--- Start DATA LINES ---

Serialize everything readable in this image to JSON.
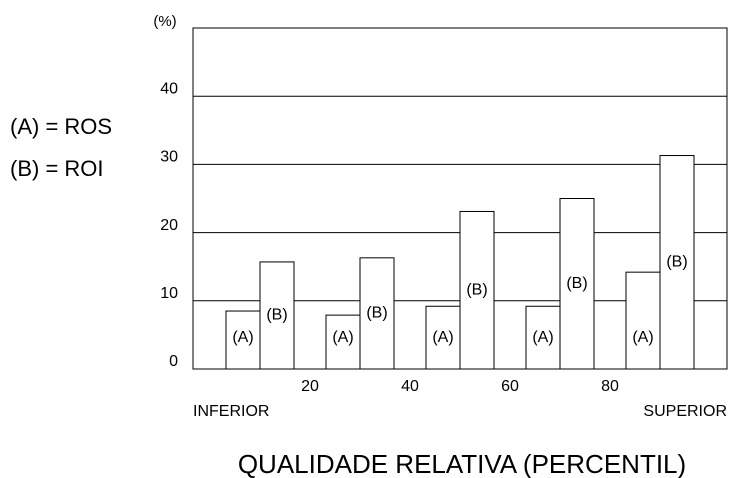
{
  "chart_data": {
    "type": "bar",
    "y_label": "(%)",
    "x_label": "QUALIDADE RELATIVA (PERCENTIL)",
    "x_left_label": "INFERIOR",
    "x_right_label": "SUPERIOR",
    "legend": [
      "(A) = ROS",
      "(B) = ROI"
    ],
    "categories": [
      null,
      null,
      null,
      null,
      null
    ],
    "series": [
      {
        "name": "(A)",
        "color": "#ffffff",
        "values": [
          8.5,
          7.9,
          9.2,
          9.2,
          14.2
        ]
      },
      {
        "name": "(B)",
        "color": "#ffffff",
        "values": [
          15.7,
          16.3,
          23.1,
          25.0,
          31.3
        ]
      }
    ],
    "xlim": [
      0,
      100
    ],
    "xticks": [
      20,
      40,
      60,
      80
    ],
    "ylim": [
      0,
      50
    ],
    "yticks": [
      0,
      10,
      20,
      30,
      40
    ],
    "grid": true
  }
}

--- End DATA LINES ---

WORK INSTRUCTIONS » Restate the listing above word for word, and skip the pictures.

OUTPUT FOR THIS EXERCISE »
Serialize everything readable in this image to JSON.
{
  "chart_data": {
    "type": "bar",
    "y_label": "(%)",
    "x_label": "QUALIDADE RELATIVA (PERCENTIL)",
    "x_left_label": "INFERIOR",
    "x_right_label": "SUPERIOR",
    "legend": [
      "(A) = ROS",
      "(B) = ROI"
    ],
    "categories": [
      null,
      null,
      null,
      null,
      null
    ],
    "series": [
      {
        "name": "(A)",
        "color": "#ffffff",
        "values": [
          8.5,
          7.9,
          9.2,
          9.2,
          14.2
        ]
      },
      {
        "name": "(B)",
        "color": "#ffffff",
        "values": [
          15.7,
          16.3,
          23.1,
          25.0,
          31.3
        ]
      }
    ],
    "xlim": [
      0,
      100
    ],
    "xticks": [
      20,
      40,
      60,
      80
    ],
    "ylim": [
      0,
      50
    ],
    "yticks": [
      0,
      10,
      20,
      30,
      40
    ],
    "grid": true
  }
}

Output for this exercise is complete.